Output a single figure: the number of lines in which the word "OneDrive" appears.

## BEGIN Data for processing

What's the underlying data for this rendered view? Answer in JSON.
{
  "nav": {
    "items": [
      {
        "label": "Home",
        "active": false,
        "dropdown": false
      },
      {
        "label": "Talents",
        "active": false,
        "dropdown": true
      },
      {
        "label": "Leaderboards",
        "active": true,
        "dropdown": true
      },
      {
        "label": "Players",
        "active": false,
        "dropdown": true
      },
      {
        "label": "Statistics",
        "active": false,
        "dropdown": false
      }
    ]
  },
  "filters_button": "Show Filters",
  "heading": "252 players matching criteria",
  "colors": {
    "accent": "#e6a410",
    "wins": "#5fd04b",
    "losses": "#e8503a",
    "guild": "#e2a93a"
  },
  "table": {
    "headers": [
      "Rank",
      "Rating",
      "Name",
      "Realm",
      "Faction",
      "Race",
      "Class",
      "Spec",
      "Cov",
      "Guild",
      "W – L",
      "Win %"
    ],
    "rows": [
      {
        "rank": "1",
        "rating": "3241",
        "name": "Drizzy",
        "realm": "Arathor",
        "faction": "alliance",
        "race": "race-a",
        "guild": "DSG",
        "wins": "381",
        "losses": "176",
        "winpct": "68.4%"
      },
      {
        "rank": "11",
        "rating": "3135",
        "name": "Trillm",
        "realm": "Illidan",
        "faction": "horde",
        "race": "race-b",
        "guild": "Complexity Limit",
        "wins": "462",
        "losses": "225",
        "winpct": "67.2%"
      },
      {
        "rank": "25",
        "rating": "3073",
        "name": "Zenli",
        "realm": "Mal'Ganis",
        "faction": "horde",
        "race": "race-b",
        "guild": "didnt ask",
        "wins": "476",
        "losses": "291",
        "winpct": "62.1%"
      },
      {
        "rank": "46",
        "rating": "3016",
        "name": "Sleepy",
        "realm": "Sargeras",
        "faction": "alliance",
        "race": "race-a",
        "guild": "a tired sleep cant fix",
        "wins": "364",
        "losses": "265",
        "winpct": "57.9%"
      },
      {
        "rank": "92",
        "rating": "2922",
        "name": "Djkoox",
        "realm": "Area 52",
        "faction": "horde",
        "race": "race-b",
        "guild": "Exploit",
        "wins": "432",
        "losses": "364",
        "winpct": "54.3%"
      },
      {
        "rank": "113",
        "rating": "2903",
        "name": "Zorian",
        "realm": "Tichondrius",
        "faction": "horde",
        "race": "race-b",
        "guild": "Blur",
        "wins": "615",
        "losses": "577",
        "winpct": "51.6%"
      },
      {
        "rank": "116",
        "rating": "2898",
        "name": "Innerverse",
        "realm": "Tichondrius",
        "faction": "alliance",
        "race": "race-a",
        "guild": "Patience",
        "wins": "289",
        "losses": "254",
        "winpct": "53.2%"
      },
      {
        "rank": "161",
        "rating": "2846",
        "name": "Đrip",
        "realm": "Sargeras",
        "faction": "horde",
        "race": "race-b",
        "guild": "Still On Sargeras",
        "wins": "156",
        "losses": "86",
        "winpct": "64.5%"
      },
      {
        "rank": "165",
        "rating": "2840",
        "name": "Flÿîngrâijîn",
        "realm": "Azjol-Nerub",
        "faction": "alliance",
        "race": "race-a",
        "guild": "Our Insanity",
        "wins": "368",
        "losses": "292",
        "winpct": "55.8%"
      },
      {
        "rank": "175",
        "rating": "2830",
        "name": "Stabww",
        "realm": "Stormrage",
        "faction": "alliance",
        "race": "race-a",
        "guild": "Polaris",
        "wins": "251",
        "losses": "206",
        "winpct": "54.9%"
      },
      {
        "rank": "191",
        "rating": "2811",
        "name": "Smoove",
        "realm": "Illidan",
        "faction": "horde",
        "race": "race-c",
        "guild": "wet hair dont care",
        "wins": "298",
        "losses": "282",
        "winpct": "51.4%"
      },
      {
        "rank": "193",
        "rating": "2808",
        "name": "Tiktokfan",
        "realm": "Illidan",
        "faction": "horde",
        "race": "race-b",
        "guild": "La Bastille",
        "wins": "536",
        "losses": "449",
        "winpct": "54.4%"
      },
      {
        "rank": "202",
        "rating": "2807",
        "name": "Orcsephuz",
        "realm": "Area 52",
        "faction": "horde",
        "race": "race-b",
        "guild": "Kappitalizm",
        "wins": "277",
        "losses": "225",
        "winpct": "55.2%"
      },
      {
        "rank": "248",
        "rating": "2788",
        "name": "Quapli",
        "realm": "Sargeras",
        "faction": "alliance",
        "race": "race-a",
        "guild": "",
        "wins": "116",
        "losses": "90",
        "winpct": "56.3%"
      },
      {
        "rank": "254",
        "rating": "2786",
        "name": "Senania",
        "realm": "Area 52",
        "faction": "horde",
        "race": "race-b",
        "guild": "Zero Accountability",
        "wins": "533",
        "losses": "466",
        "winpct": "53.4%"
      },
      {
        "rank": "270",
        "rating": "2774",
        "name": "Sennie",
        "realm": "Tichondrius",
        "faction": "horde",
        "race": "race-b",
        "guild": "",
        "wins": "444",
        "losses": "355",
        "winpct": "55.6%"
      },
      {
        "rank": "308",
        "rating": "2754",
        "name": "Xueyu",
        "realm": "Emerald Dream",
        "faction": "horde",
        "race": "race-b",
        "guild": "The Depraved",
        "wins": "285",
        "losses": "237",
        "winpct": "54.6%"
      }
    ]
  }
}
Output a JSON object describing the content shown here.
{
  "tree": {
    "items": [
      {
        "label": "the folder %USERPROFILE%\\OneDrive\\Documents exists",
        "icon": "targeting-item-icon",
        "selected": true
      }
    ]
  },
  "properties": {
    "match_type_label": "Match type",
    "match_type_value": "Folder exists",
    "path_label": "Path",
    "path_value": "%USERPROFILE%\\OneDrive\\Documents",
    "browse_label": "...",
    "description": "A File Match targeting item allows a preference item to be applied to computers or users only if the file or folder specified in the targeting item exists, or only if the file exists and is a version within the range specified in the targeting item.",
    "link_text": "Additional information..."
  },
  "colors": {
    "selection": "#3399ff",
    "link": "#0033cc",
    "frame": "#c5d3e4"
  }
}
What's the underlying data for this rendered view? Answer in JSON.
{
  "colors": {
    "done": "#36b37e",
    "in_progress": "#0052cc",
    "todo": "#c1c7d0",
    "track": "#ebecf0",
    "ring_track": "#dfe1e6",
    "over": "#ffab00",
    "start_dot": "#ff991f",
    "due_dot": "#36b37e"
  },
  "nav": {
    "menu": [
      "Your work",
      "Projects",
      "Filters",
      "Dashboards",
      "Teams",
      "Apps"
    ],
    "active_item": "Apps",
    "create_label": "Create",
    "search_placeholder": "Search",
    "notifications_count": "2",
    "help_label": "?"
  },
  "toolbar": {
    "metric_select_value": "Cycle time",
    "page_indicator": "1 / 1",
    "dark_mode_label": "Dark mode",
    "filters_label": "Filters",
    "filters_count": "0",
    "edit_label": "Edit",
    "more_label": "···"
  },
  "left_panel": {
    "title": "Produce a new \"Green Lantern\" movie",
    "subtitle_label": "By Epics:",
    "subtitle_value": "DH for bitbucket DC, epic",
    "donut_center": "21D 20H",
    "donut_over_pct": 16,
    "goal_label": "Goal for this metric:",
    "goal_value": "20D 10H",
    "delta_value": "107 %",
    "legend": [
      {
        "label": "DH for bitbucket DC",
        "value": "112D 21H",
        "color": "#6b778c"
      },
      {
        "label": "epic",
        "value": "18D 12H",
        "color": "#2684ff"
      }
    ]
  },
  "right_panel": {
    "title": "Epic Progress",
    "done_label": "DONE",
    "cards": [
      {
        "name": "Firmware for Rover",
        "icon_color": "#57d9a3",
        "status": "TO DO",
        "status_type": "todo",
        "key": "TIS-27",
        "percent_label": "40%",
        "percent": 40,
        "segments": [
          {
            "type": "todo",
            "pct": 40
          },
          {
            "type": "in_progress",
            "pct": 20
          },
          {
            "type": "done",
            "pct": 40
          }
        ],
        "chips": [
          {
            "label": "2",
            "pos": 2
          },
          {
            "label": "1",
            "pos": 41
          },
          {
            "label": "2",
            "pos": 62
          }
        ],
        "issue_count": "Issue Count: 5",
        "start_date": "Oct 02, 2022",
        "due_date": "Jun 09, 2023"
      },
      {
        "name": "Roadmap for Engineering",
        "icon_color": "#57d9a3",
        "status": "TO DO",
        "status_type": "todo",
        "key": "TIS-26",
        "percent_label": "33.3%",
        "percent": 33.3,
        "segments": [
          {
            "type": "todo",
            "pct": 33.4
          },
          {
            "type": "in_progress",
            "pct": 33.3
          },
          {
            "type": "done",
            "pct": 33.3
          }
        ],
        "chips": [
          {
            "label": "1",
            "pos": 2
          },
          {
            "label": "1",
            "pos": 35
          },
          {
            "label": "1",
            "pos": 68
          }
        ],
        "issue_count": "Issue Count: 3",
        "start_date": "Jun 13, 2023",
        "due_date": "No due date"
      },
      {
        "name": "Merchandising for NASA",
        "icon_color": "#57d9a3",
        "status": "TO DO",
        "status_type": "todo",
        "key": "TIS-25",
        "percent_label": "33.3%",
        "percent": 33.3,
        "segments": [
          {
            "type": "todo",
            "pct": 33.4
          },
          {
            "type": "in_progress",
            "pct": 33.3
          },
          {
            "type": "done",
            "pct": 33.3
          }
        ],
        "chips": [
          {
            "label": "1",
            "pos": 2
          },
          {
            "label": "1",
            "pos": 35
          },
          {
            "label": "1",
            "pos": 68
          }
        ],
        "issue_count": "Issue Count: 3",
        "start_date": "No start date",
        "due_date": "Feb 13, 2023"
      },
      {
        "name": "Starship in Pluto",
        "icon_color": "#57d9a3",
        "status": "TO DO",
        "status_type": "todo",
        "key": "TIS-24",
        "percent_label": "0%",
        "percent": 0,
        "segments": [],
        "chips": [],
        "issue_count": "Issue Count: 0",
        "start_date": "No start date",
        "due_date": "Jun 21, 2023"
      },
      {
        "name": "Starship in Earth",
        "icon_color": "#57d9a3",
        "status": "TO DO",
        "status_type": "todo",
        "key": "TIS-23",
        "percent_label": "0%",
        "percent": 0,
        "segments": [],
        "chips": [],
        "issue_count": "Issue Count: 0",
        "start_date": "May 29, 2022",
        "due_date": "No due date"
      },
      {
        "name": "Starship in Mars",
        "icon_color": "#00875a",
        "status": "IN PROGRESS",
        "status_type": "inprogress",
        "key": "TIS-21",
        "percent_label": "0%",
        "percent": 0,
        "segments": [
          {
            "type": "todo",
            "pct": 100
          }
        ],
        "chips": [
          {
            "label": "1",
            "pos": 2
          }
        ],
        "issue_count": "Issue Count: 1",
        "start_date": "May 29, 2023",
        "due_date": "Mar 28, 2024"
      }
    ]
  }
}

## END Data for processing

Written response → 2